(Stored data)
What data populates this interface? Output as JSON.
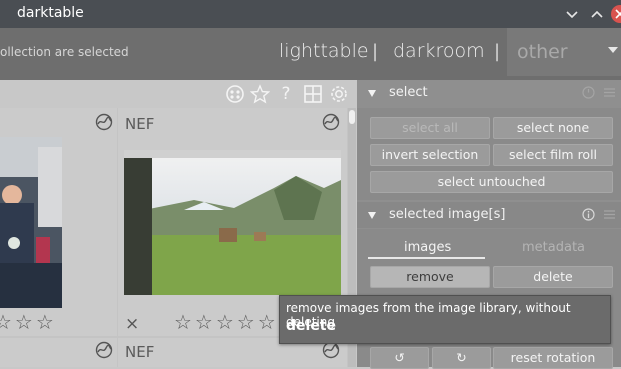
{
  "window": {
    "title": "darktable",
    "minimize_icon": "chevron-down-icon",
    "maximize_icon": "chevron-up-icon",
    "close_icon": "close-icon"
  },
  "header": {
    "status": "ollection are selected",
    "views": [
      "lighttable",
      "darkroom",
      "other"
    ],
    "separator": "|"
  },
  "toolbar": {
    "icons": [
      "color-labels-icon",
      "star-icon",
      "help-icon",
      "layout-grid-icon",
      "gear-icon"
    ]
  },
  "grid": {
    "cells": [
      {
        "label": "",
        "stars": "☆☆☆",
        "reject": ""
      },
      {
        "label": "NEF",
        "stars": "☆☆☆☆☆",
        "reject": "×"
      },
      {
        "label": "",
        "stars": "",
        "reject": ""
      },
      {
        "label": "NEF",
        "stars": "",
        "reject": ""
      }
    ]
  },
  "panel": {
    "select": {
      "title": "select",
      "buttons": {
        "select_all": "select all",
        "select_none": "select none",
        "invert": "invert selection",
        "film_roll": "select film roll",
        "untouched": "select untouched"
      }
    },
    "selected": {
      "title": "selected image[s]",
      "tabs": [
        "images",
        "metadata"
      ],
      "buttons": {
        "remove": "remove",
        "delete": "delete",
        "rotate_ccw": "↺",
        "rotate_cw": "↻",
        "reset_rotation": "reset rotation"
      }
    }
  },
  "tooltip": {
    "text": "remove images from the image library, without deleting",
    "key": "delete"
  },
  "colors": {
    "titlebar": "#4a4e53",
    "header": "#6e6e6e",
    "panel": "#8f8f8f",
    "close": "#d9534f"
  }
}
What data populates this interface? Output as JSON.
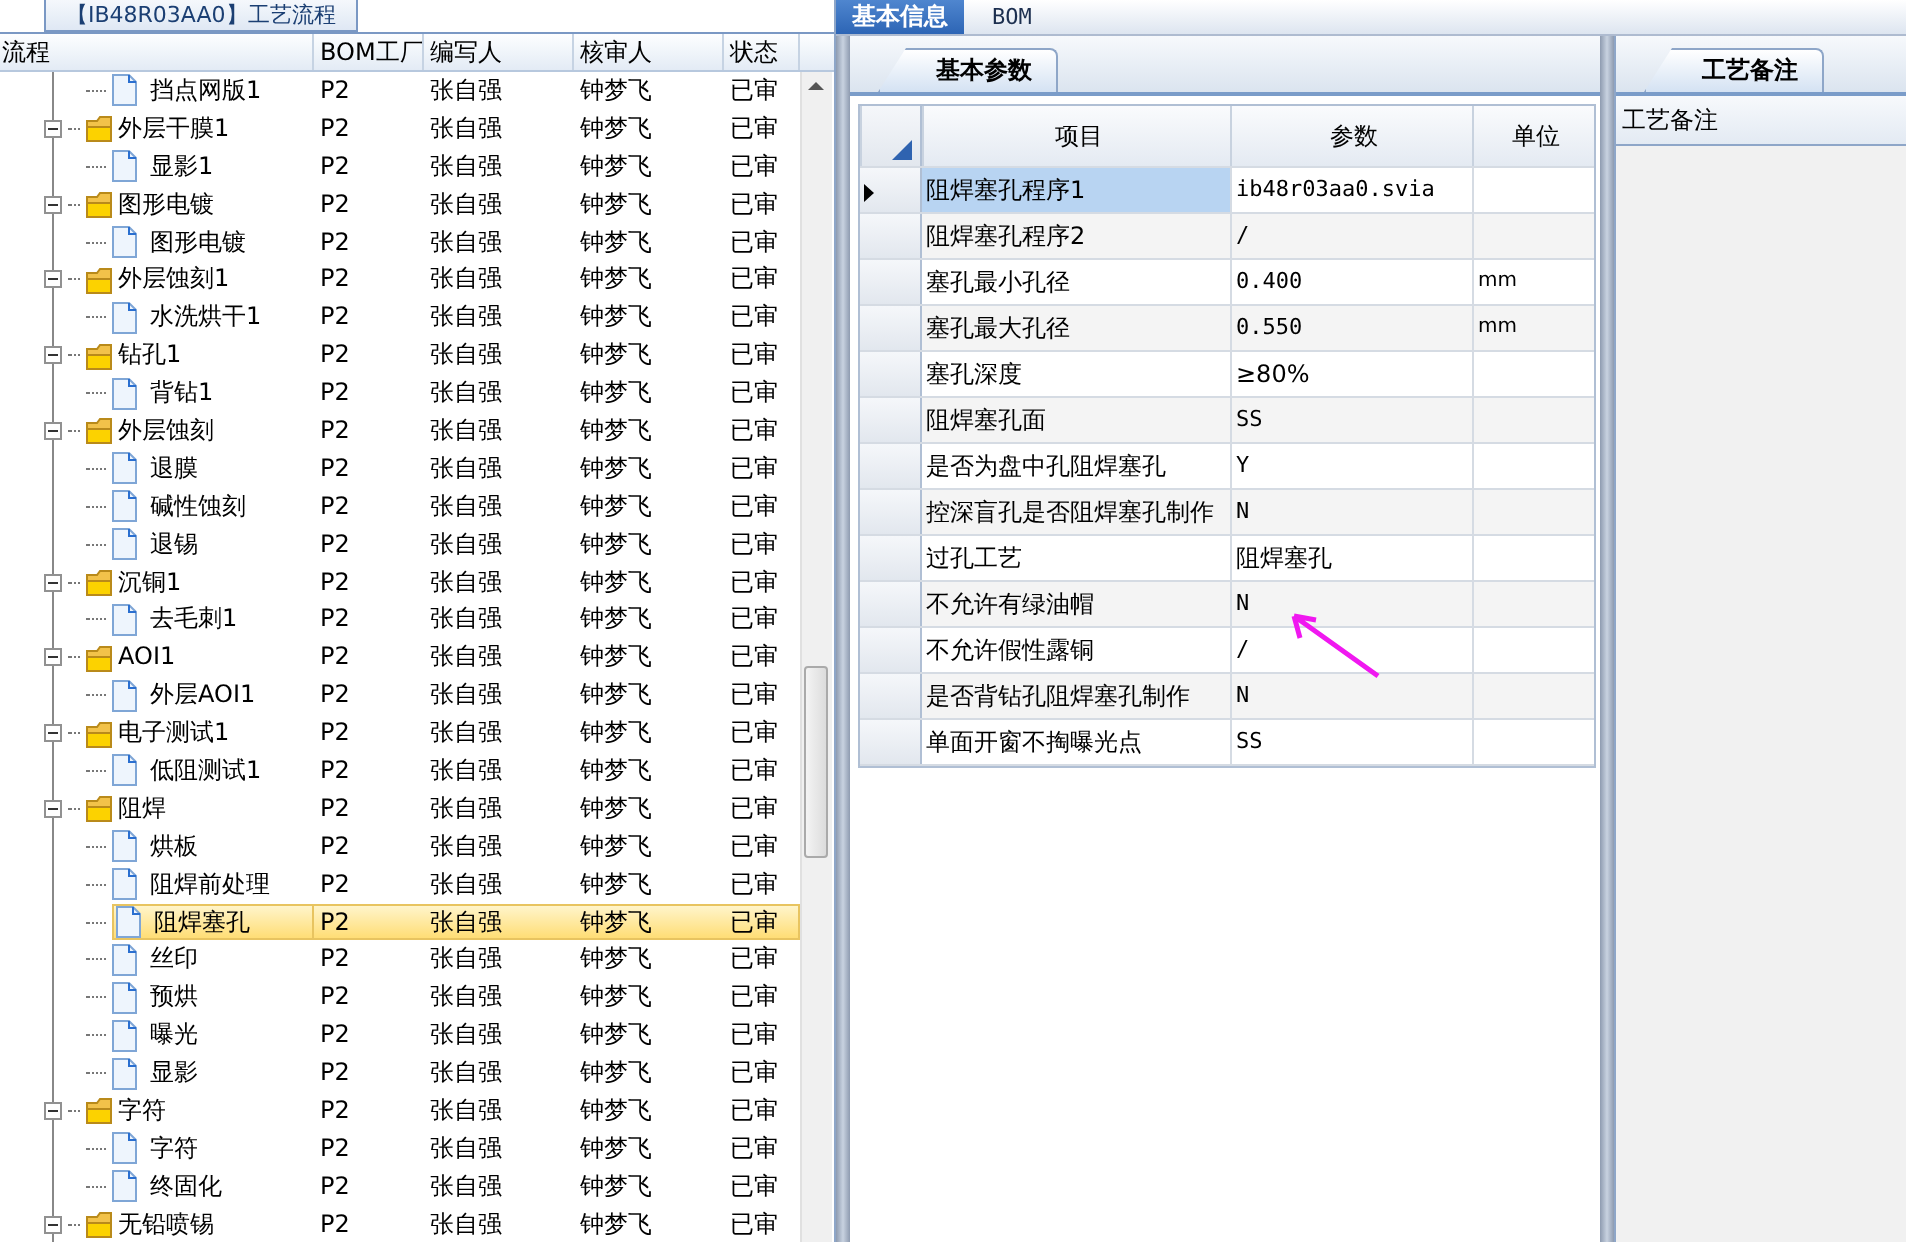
{
  "tree": {
    "title": "【IB48R03AA0】工艺流程",
    "columns": [
      "流程",
      "BOM工厂",
      "编写人",
      "核审人",
      "状态"
    ],
    "nodes": [
      {
        "kind": "leaf",
        "label": "挡点网版1",
        "selected": false,
        "cells": [
          "P2",
          "张自强",
          "钟梦飞",
          "已审"
        ]
      },
      {
        "kind": "folder",
        "label": "外层干膜1",
        "expanded": true,
        "selected": false,
        "cells": [
          "P2",
          "张自强",
          "钟梦飞",
          "已审"
        ],
        "children": [
          {
            "kind": "leaf",
            "label": "显影1",
            "selected": false,
            "cells": [
              "P2",
              "张自强",
              "钟梦飞",
              "已审"
            ]
          }
        ]
      },
      {
        "kind": "folder",
        "label": "图形电镀",
        "expanded": true,
        "selected": false,
        "cells": [
          "P2",
          "张自强",
          "钟梦飞",
          "已审"
        ],
        "children": [
          {
            "kind": "leaf",
            "label": "图形电镀",
            "selected": false,
            "cells": [
              "P2",
              "张自强",
              "钟梦飞",
              "已审"
            ]
          }
        ]
      },
      {
        "kind": "folder",
        "label": "外层蚀刻1",
        "expanded": true,
        "selected": false,
        "cells": [
          "P2",
          "张自强",
          "钟梦飞",
          "已审"
        ],
        "children": [
          {
            "kind": "leaf",
            "label": "水洗烘干1",
            "selected": false,
            "cells": [
              "P2",
              "张自强",
              "钟梦飞",
              "已审"
            ]
          }
        ]
      },
      {
        "kind": "folder",
        "label": "钻孔1",
        "expanded": true,
        "selected": false,
        "cells": [
          "P2",
          "张自强",
          "钟梦飞",
          "已审"
        ],
        "children": [
          {
            "kind": "leaf",
            "label": "背钻1",
            "selected": false,
            "cells": [
              "P2",
              "张自强",
              "钟梦飞",
              "已审"
            ]
          }
        ]
      },
      {
        "kind": "folder",
        "label": "外层蚀刻",
        "expanded": true,
        "selected": false,
        "cells": [
          "P2",
          "张自强",
          "钟梦飞",
          "已审"
        ],
        "children": [
          {
            "kind": "leaf",
            "label": "退膜",
            "selected": false,
            "cells": [
              "P2",
              "张自强",
              "钟梦飞",
              "已审"
            ]
          },
          {
            "kind": "leaf",
            "label": "碱性蚀刻",
            "selected": false,
            "cells": [
              "P2",
              "张自强",
              "钟梦飞",
              "已审"
            ]
          },
          {
            "kind": "leaf",
            "label": "退锡",
            "selected": false,
            "cells": [
              "P2",
              "张自强",
              "钟梦飞",
              "已审"
            ]
          }
        ]
      },
      {
        "kind": "folder",
        "label": "沉铜1",
        "expanded": true,
        "selected": false,
        "cells": [
          "P2",
          "张自强",
          "钟梦飞",
          "已审"
        ],
        "children": [
          {
            "kind": "leaf",
            "label": "去毛刺1",
            "selected": false,
            "cells": [
              "P2",
              "张自强",
              "钟梦飞",
              "已审"
            ]
          }
        ]
      },
      {
        "kind": "folder",
        "label": "AOI1",
        "expanded": true,
        "selected": false,
        "cells": [
          "P2",
          "张自强",
          "钟梦飞",
          "已审"
        ],
        "children": [
          {
            "kind": "leaf",
            "label": "外层AOI1",
            "selected": false,
            "cells": [
              "P2",
              "张自强",
              "钟梦飞",
              "已审"
            ]
          }
        ]
      },
      {
        "kind": "folder",
        "label": "电子测试1",
        "expanded": true,
        "selected": false,
        "cells": [
          "P2",
          "张自强",
          "钟梦飞",
          "已审"
        ],
        "children": [
          {
            "kind": "leaf",
            "label": "低阻测试1",
            "selected": false,
            "cells": [
              "P2",
              "张自强",
              "钟梦飞",
              "已审"
            ]
          }
        ]
      },
      {
        "kind": "folder",
        "label": "阻焊",
        "expanded": true,
        "selected": false,
        "cells": [
          "P2",
          "张自强",
          "钟梦飞",
          "已审"
        ],
        "children": [
          {
            "kind": "leaf",
            "label": "烘板",
            "selected": false,
            "cells": [
              "P2",
              "张自强",
              "钟梦飞",
              "已审"
            ]
          },
          {
            "kind": "leaf",
            "label": "阻焊前处理",
            "selected": false,
            "cells": [
              "P2",
              "张自强",
              "钟梦飞",
              "已审"
            ]
          },
          {
            "kind": "leaf",
            "label": "阻焊塞孔",
            "selected": true,
            "cells": [
              "P2",
              "张自强",
              "钟梦飞",
              "已审"
            ]
          },
          {
            "kind": "leaf",
            "label": "丝印",
            "selected": false,
            "cells": [
              "P2",
              "张自强",
              "钟梦飞",
              "已审"
            ]
          },
          {
            "kind": "leaf",
            "label": "预烘",
            "selected": false,
            "cells": [
              "P2",
              "张自强",
              "钟梦飞",
              "已审"
            ]
          },
          {
            "kind": "leaf",
            "label": "曝光",
            "selected": false,
            "cells": [
              "P2",
              "张自强",
              "钟梦飞",
              "已审"
            ]
          },
          {
            "kind": "leaf",
            "label": "显影",
            "selected": false,
            "cells": [
              "P2",
              "张自强",
              "钟梦飞",
              "已审"
            ]
          }
        ]
      },
      {
        "kind": "folder",
        "label": "字符",
        "expanded": true,
        "selected": false,
        "cells": [
          "P2",
          "张自强",
          "钟梦飞",
          "已审"
        ],
        "children": [
          {
            "kind": "leaf",
            "label": "字符",
            "selected": false,
            "cells": [
              "P2",
              "张自强",
              "钟梦飞",
              "已审"
            ]
          },
          {
            "kind": "leaf",
            "label": "终固化",
            "selected": false,
            "cells": [
              "P2",
              "张自强",
              "钟梦飞",
              "已审"
            ]
          }
        ]
      },
      {
        "kind": "folder",
        "label": "无铅喷锡",
        "expanded": true,
        "selected": false,
        "cells": [
          "P2",
          "张自强",
          "钟梦飞",
          "已审"
        ]
      }
    ]
  },
  "tabs": [
    {
      "label": "基本信息",
      "selected": true
    },
    {
      "label": "BOM",
      "selected": false
    }
  ],
  "params": {
    "tab": "基本参数",
    "columns": [
      "项目",
      "参数",
      "单位"
    ],
    "rows": [
      {
        "item": "阻焊塞孔程序1",
        "value": "ib48r03aa0.svia",
        "selected": true
      },
      {
        "item": "阻焊塞孔程序2",
        "value": "/",
        "selected": false
      },
      {
        "item": "塞孔最小孔径",
        "value": "0.400",
        "unit": "mm",
        "selected": false
      },
      {
        "item": "塞孔最大孔径",
        "value": "0.550",
        "unit": "mm",
        "selected": false
      },
      {
        "item": "塞孔深度",
        "value": "≥80%",
        "selected": false
      },
      {
        "item": "阻焊塞孔面",
        "value": "SS",
        "selected": false
      },
      {
        "item": "是否为盘中孔阻焊塞孔",
        "value": "Y",
        "selected": false
      },
      {
        "item": "控深盲孔是否阻焊塞孔制作",
        "value": "N",
        "selected": false
      },
      {
        "item": "过孔工艺",
        "value": "阻焊塞孔",
        "selected": false
      },
      {
        "item": "不允许有绿油帽",
        "value": "N",
        "selected": false
      },
      {
        "item": "不允许假性露铜",
        "value": "/",
        "selected": false
      },
      {
        "item": "是否背钻孔阻焊塞孔制作",
        "value": "N",
        "selected": false
      },
      {
        "item": "单面开窗不掏曝光点",
        "value": "SS",
        "selected": false
      }
    ]
  },
  "notes": {
    "tab": "工艺备注",
    "label": "工艺备注"
  }
}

▶ [WHAT TO WORK ON]: Check the data for the word "images" and pull out the lines that have it.

▶ [FINAL ANSWER]:
        "images",
    "text": "remove images from the image library, without deleting",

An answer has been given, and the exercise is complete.